Mortification, in the First Person

by Michelle Gagnon

One of my all-time favorite books (and a popular gift for friends who write) is called, MORTIFICATION: WRITERS’ STORIES OF THEIR PUBLIC SHAME.

It includes vignettes from such storied authors as Roddy Doyle, Michael Ondaatje, and Val McDermid on the most embarrassing experiences they’ve ever had during their writing careers. For example, did you know that Margaret Atwood’s first-ever book signing took place in the Men’s Socks and Underwear section of a department store? Or that some of Chuck Palahniuk’s fans started throwing dinner rolls at him during an event in San Francisco? And apparently Stephen King was once forced to sign so many books that his fingers cracked and started to bleed.

Up until last October, my most mortifying moment as an author occurred at a local bookstore, when not a single person showed up for my reading.

And then along came Litquake.

Litquake is San Francisco’s premier literary festival, a week-long celebration of the written word that features hundreds of authors reading at dozens of events. More than 16,000 people attended last year. Being asked to participate is a big deal, particularly for one of the most coveted spots.
And for the 2011 series, I was included in a great one, entitled, “These Mean Streets: Reality and Fiction Collide.”
I was the only woman appearing on a slate with a former mob informant; the terrific writer, working PI, and all around great writer David Corbett; and a slew of other big names. The event was being held at Tosca Cafe, one of my favorite bars in San Francisco.

(Spatial annotation entries)
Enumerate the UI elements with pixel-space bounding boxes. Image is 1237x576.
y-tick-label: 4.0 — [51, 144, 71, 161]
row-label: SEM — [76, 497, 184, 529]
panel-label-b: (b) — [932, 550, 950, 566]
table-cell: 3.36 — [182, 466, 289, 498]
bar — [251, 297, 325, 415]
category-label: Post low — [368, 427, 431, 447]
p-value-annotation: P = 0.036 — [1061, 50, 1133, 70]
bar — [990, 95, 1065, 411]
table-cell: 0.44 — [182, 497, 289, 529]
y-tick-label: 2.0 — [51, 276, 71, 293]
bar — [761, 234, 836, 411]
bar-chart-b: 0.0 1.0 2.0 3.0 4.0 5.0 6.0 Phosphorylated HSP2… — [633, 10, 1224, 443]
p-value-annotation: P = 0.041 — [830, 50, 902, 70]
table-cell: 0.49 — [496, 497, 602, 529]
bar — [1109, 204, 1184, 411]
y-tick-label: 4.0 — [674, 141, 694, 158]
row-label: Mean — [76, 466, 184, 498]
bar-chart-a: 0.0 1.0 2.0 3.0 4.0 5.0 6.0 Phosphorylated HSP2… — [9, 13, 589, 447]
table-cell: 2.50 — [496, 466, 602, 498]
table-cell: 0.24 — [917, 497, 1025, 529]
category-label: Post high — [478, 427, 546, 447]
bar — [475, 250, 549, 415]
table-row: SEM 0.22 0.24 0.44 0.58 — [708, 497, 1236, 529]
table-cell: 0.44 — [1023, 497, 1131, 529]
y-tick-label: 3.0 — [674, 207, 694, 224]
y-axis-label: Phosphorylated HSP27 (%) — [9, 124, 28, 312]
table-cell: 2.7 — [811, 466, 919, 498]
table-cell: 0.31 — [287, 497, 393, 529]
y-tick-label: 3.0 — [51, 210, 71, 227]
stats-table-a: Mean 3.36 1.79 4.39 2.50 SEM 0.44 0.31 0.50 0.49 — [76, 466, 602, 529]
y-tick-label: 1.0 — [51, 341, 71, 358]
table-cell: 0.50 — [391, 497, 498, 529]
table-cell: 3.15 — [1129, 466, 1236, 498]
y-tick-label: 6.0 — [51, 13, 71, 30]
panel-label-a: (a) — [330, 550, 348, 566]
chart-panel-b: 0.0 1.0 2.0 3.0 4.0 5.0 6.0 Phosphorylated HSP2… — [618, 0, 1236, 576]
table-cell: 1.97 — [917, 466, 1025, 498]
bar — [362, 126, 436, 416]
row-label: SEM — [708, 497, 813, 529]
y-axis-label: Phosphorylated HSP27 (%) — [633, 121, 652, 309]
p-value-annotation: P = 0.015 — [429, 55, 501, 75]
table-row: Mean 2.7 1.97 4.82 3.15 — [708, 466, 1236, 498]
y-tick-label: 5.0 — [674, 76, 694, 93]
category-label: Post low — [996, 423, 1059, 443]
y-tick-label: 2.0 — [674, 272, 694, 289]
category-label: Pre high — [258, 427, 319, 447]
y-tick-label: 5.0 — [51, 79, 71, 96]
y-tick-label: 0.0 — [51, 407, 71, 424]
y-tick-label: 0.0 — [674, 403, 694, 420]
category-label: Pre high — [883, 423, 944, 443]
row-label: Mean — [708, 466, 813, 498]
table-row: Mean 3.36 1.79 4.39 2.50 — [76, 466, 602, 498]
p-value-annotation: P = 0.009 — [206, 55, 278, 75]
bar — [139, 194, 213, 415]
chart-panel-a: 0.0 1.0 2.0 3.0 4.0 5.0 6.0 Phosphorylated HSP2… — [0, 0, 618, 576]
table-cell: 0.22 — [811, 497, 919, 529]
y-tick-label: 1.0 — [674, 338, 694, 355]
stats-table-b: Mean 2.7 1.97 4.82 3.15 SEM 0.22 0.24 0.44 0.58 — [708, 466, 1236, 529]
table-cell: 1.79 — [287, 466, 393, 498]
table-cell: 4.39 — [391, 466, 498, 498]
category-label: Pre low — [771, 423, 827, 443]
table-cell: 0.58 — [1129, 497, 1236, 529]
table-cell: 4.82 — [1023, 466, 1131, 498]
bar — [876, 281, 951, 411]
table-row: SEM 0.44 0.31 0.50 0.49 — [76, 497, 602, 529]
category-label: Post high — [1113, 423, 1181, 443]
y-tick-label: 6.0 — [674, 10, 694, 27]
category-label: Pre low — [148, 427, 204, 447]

:: Challenge 1 ::
Rewrite the essay about authors' embarrassing moments from "And then along" to "in San Francisco.", putting "leading" in place of "premier".
:: Challenge 2 ::
Write the next part of the essay about authors' embarrassing moments, picking up after its last sentence.

:: Expected output 1 ::
And then along came Litquake.

Litquake is San Francisco’s leading literary festival, a week-long celebration of the written word that features hundreds of authors reading at dozens of events. More than 16,000 people attended last year. Being asked to participate is a big deal, particularly for one of the most coveted spots.
And for the 2011 series, I was included in a great one, entitled, “These Mean Streets: Reality and Fiction Collide.”
I was the only woman appearing on a slate with a former mob informant; the terrific writer, working PI, and all around great writer David Corbett; and a slew of other big names. The event was being held at Tosca Cafe, one of my favorite bars in San Francisco.

:: Expected output 2 ::
All in all, it was shaping up to be an exciting evening. Thanks largely to the fact that the event would be happening in a bar, I even managed to convince several friends who don’t ordinarily attend readings to come along.

You can never predict how big the crowd will be at one of these events, but that night, Tosca was packed. Standing room only, easily a couple hundred people in the room.

I was nervous, and hadn’t slept terribly well the night before. Too nervous to eat very much all day, in fact. So I did what any sane person would do–I drank a glass of wine to calm myself down.
I was scheduled to be the third reader of the evening. I sat through the first two, my mouth dry, palms slick with sweat, tapping the pages of my chapter on the table (to the growing irritation of my friends).

And then, it was my turn.

I’ve performed in hundreds of dance performances, and have participated in dozens of author events over the past few years. One thing I know: the minute I get up there, the nervousness dissipates and I’m fine.
So there I was, standing in front of a microphone with a spotlight bearing down on me, facing this hot, crowded room.

Initially, everything was clipping along just fine. I read the first few pages of my chapter, and the crowd seemed appreciative–at least, no one was heckling or throwing things at me.

In the middle of page five, the words started swimming before my eyes. I paused and tried hard to force them back into focus. They refused to cooperate. I realized that for the space of at least a minute, I hadn’t said anything. Panicking, I tried to collect myself. I stood up tall, found my place, and got through another paragraph.

I’ve never fainted before in my life–never even came close. But next thing I know, I’m lying on my back with a total stranger inches from my face, yelling, “Were you locking out your knees?”

Which even in retrospect doesn’t seem to be the first thing you should ask someone who has just passed out cold.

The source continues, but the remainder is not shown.